Exercise brief: Return each line of the records holding the string "unit".

╭─ Records for processing

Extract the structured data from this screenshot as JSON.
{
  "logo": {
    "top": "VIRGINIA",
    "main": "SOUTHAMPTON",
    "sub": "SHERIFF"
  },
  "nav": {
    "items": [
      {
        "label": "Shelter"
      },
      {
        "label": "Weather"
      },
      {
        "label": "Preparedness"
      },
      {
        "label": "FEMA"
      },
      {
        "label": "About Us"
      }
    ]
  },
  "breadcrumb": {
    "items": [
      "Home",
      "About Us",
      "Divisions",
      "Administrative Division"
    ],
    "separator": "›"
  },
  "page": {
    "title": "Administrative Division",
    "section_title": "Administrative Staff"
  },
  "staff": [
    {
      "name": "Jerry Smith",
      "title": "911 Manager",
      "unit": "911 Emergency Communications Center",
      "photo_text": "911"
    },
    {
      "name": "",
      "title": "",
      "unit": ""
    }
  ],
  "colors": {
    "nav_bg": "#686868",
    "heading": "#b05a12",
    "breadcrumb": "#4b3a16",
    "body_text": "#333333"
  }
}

╰─

Result of the task:
      "unit": "911 Emergency Communications Center",
      "unit": ""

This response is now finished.